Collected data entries
■ ■ ■ ■ ■ ■ ■

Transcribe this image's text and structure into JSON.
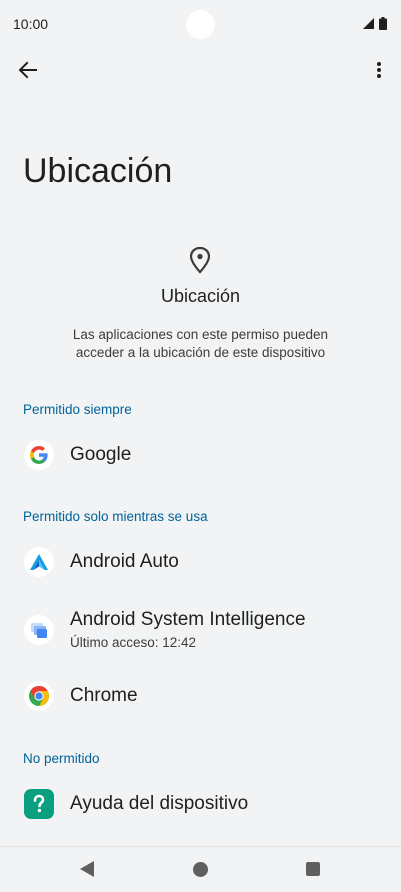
{
  "status": {
    "time": "10:00"
  },
  "header": {
    "page_title": "Ubicación",
    "icon": "location-pin-icon",
    "title": "Ubicación",
    "description_line1": "Las aplicaciones con este permiso pueden",
    "description_line2": "acceder a la ubicación de este dispositivo"
  },
  "sections": {
    "always": {
      "label": "Permitido siempre"
    },
    "while_in_use": {
      "label": "Permitido solo mientras se usa"
    },
    "denied": {
      "label": "No permitido"
    }
  },
  "apps": {
    "google": {
      "name": "Google",
      "icon": "google-icon"
    },
    "android_auto": {
      "name": "Android Auto",
      "icon": "android-auto-icon"
    },
    "asi": {
      "name": "Android System Intelligence",
      "subtitle": "Último acceso: 12:42",
      "icon": "android-system-intelligence-icon"
    },
    "chrome": {
      "name": "Chrome",
      "icon": "chrome-icon"
    },
    "help": {
      "name": "Ayuda del dispositivo",
      "icon": "help-icon"
    }
  },
  "colors": {
    "background": "#f1f3f4",
    "section_label": "#00639b",
    "text_primary": "#1f1f1f"
  }
}
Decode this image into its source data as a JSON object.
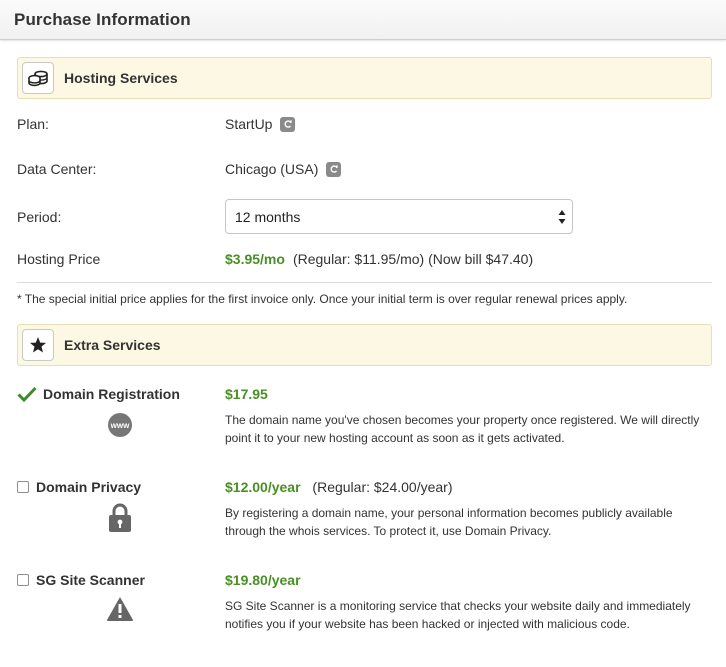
{
  "page": {
    "title": "Purchase Information"
  },
  "hosting": {
    "section_title": "Hosting Services",
    "plan_label": "Plan:",
    "plan_value": "StartUp",
    "datacenter_label": "Data Center:",
    "datacenter_value": "Chicago (USA)",
    "period_label": "Period:",
    "period_selected": "12 months",
    "price_label": "Hosting Price",
    "price_value": "$3.95/mo",
    "price_regular": "(Regular: $11.95/mo) (Now bill $47.40)",
    "footnote": "* The special initial price applies for the first invoice only. Once your initial term is over regular renewal prices apply."
  },
  "extras": {
    "section_title": "Extra Services",
    "items": [
      {
        "name": "Domain Registration",
        "checked": true,
        "icon": "www-icon",
        "price": "$17.95",
        "regular": "",
        "description": "The domain name you've chosen becomes your property once registered. We will directly point it to your new hosting account as soon as it gets activated."
      },
      {
        "name": "Domain Privacy",
        "checked": false,
        "icon": "lock-icon",
        "price": "$12.00/year",
        "regular": "(Regular: $24.00/year)",
        "description": "By registering a domain name, your personal information becomes publicly available through the whois services. To protect it, use Domain Privacy."
      },
      {
        "name": "SG Site Scanner",
        "checked": false,
        "icon": "warning-icon",
        "price": "$19.80/year",
        "regular": "",
        "description": "SG Site Scanner is a monitoring service that checks your website daily and immediately notifies you if your website has been hacked or injected with malicious code."
      }
    ]
  },
  "colors": {
    "price_green": "#4a8f23",
    "section_bg": "#fcf8e3",
    "check_green": "#3f8a2a"
  }
}
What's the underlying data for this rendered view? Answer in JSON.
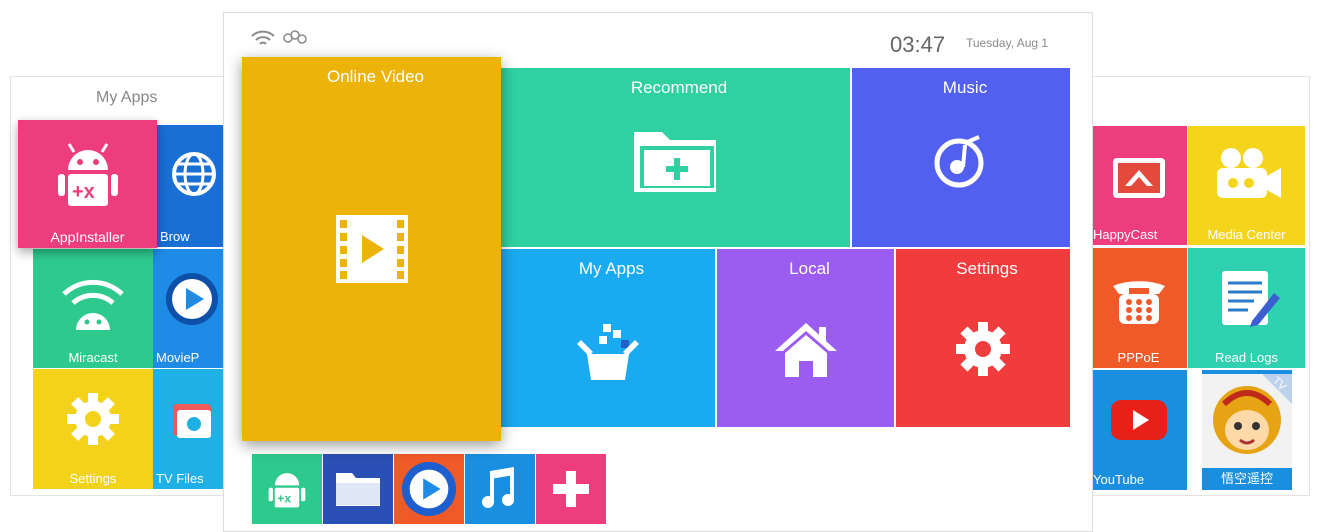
{
  "left_panel": {
    "title": "My Apps",
    "apps": [
      {
        "label": "AppInstaller",
        "color": "#ee3d7d",
        "icon": "android-installer-icon"
      },
      {
        "label": "Brow",
        "color": "#1a6fd4",
        "icon": "globe-icon"
      },
      {
        "label": "Miracast",
        "color": "#2ec98d",
        "icon": "android-wifi-icon"
      },
      {
        "label": "MovieP",
        "color": "#1e8be6",
        "icon": "play-circle-icon"
      },
      {
        "label": "Settings",
        "color": "#f3d21a",
        "icon": "gear-icon"
      },
      {
        "label": "TV Files",
        "color": "#1fb0e5",
        "icon": "folder-icon"
      }
    ]
  },
  "right_panel": {
    "apps": [
      {
        "label": "HappyCast",
        "color": "#ee3d7d",
        "icon": "cast-icon"
      },
      {
        "label": "Media Center",
        "color": "#f5d51b",
        "icon": "camera-icon"
      },
      {
        "label": "PPPoE",
        "color": "#f05a28",
        "icon": "phone-icon"
      },
      {
        "label": "Read Logs",
        "color": "#2fd1b0",
        "icon": "notepad-icon"
      },
      {
        "label": "YouTube",
        "color": "#1a8fe0",
        "icon": "youtube-icon"
      },
      {
        "label": "悟空遥控",
        "color": "#1a8fe0",
        "icon": "monkey-icon",
        "badge": "TV"
      }
    ]
  },
  "status": {
    "time": "03:47",
    "date": "Tuesday, Aug 1"
  },
  "tiles": [
    {
      "label": "Online Video",
      "color": "#ecb309",
      "icon": "film-icon"
    },
    {
      "label": "Recommend",
      "color": "#2fd1a0",
      "icon": "folder-add-icon"
    },
    {
      "label": "Music",
      "color": "#5260f0",
      "icon": "music-disc-icon"
    },
    {
      "label": "My Apps",
      "color": "#1aaaf0",
      "icon": "apps-box-icon"
    },
    {
      "label": "Local",
      "color": "#9b5cf0",
      "icon": "home-icon"
    },
    {
      "label": "Settings",
      "color": "#f03c3c",
      "icon": "gear-icon"
    }
  ],
  "dock": [
    {
      "color": "#2ec98d",
      "icon": "android-installer-icon"
    },
    {
      "color": "#2a4fb5",
      "icon": "folder-icon"
    },
    {
      "color": "#f05a28",
      "icon": "play-circle-icon"
    },
    {
      "color": "#1a8fe0",
      "icon": "music-note-icon"
    },
    {
      "color": "#ee3d7d",
      "icon": "plus-icon"
    }
  ]
}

■ ■ ■ ■ ■ ■ ■

*INSTRUCTIONS FOR THE TASK*
Go back to the records above and write them out exactly, without the pictures.

*SOLUTION TO THIS TASK*
Transcribe this image's text and structure into JSON.
{
  "status": {
    "time": "10:00"
  },
  "header": {
    "page_title": "Ubicación",
    "icon": "location-pin-icon",
    "title": "Ubicación",
    "description_line1": "Las aplicaciones con este permiso pueden",
    "description_line2": "acceder a la ubicación de este dispositivo"
  },
  "sections": {
    "always": {
      "label": "Permitido siempre"
    },
    "while_in_use": {
      "label": "Permitido solo mientras se usa"
    },
    "denied": {
      "label": "No permitido"
    }
  },
  "apps": {
    "google": {
      "name": "Google",
      "icon": "google-icon"
    },
    "android_auto": {
      "name": "Android Auto",
      "icon": "android-auto-icon"
    },
    "asi": {
      "name": "Android System Intelligence",
      "subtitle": "Último acceso: 12:42",
      "icon": "android-system-intelligence-icon"
    },
    "chrome": {
      "name": "Chrome",
      "icon": "chrome-icon"
    },
    "help": {
      "name": "Ayuda del dispositivo",
      "icon": "help-icon"
    }
  },
  "colors": {
    "background": "#f1f3f4",
    "section_label": "#00639b",
    "text_primary": "#1f1f1f"
  }
}
Decode this image into its source data as a JSON object.
{
  "page": {
    "title": "Purchase Information"
  },
  "hosting": {
    "section_title": "Hosting Services",
    "plan_label": "Plan:",
    "plan_value": "StartUp",
    "datacenter_label": "Data Center:",
    "datacenter_value": "Chicago (USA)",
    "period_label": "Period:",
    "period_selected": "12 months",
    "price_label": "Hosting Price",
    "price_value": "$3.95/mo",
    "price_regular": "(Regular: $11.95/mo) (Now bill $47.40)",
    "footnote": "* The special initial price applies for the first invoice only. Once your initial term is over regular renewal prices apply."
  },
  "extras": {
    "section_title": "Extra Services",
    "items": [
      {
        "name": "Domain Registration",
        "checked": true,
        "icon": "www-icon",
        "price": "$17.95",
        "regular": "",
        "description": "The domain name you've chosen becomes your property once registered. We will directly point it to your new hosting account as soon as it gets activated."
      },
      {
        "name": "Domain Privacy",
        "checked": false,
        "icon": "lock-icon",
        "price": "$12.00/year",
        "regular": "(Regular: $24.00/year)",
        "description": "By registering a domain name, your personal information becomes publicly available through the whois services. To protect it, use Domain Privacy."
      },
      {
        "name": "SG Site Scanner",
        "checked": false,
        "icon": "warning-icon",
        "price": "$19.80/year",
        "regular": "",
        "description": "SG Site Scanner is a monitoring service that checks your website daily and immediately notifies you if your website has been hacked or injected with malicious code."
      }
    ]
  },
  "colors": {
    "price_green": "#4a8f23",
    "section_bg": "#fcf8e3",
    "check_green": "#3f8a2a"
  }
}
What's the underlying data for this rendered view? Answer in JSON.
{
  "left_panel": {
    "title": "My Apps",
    "apps": [
      {
        "label": "AppInstaller",
        "color": "#ee3d7d",
        "icon": "android-installer-icon"
      },
      {
        "label": "Brow",
        "color": "#1a6fd4",
        "icon": "globe-icon"
      },
      {
        "label": "Miracast",
        "color": "#2ec98d",
        "icon": "android-wifi-icon"
      },
      {
        "label": "MovieP",
        "color": "#1e8be6",
        "icon": "play-circle-icon"
      },
      {
        "label": "Settings",
        "color": "#f3d21a",
        "icon": "gear-icon"
      },
      {
        "label": "TV Files",
        "color": "#1fb0e5",
        "icon": "folder-icon"
      }
    ]
  },
  "right_panel": {
    "apps": [
      {
        "label": "HappyCast",
        "color": "#ee3d7d",
        "icon": "cast-icon"
      },
      {
        "label": "Media Center",
        "color": "#f5d51b",
        "icon": "camera-icon"
      },
      {
        "label": "PPPoE",
        "color": "#f05a28",
        "icon": "phone-icon"
      },
      {
        "label": "Read Logs",
        "color": "#2fd1b0",
        "icon": "notepad-icon"
      },
      {
        "label": "YouTube",
        "color": "#1a8fe0",
        "icon": "youtube-icon"
      },
      {
        "label": "悟空遥控",
        "color": "#1a8fe0",
        "icon": "monkey-icon",
        "badge": "TV"
      }
    ]
  },
  "status": {
    "time": "03:47",
    "date": "Tuesday, Aug 1"
  },
  "tiles": [
    {
      "label": "Online Video",
      "color": "#ecb309",
      "icon": "film-icon"
    },
    {
      "label": "Recommend",
      "color": "#2fd1a0",
      "icon": "folder-add-icon"
    },
    {
      "label": "Music",
      "color": "#5260f0",
      "icon": "music-disc-icon"
    },
    {
      "label": "My Apps",
      "color": "#1aaaf0",
      "icon": "apps-box-icon"
    },
    {
      "label": "Local",
      "color": "#9b5cf0",
      "icon": "home-icon"
    },
    {
      "label": "Settings",
      "color": "#f03c3c",
      "icon": "gear-icon"
    }
  ],
  "dock": [
    {
      "color": "#2ec98d",
      "icon": "android-installer-icon"
    },
    {
      "color": "#2a4fb5",
      "icon": "folder-icon"
    },
    {
      "color": "#f05a28",
      "icon": "play-circle-icon"
    },
    {
      "color": "#1a8fe0",
      "icon": "music-note-icon"
    },
    {
      "color": "#ee3d7d",
      "icon": "plus-icon"
    }
  ]
}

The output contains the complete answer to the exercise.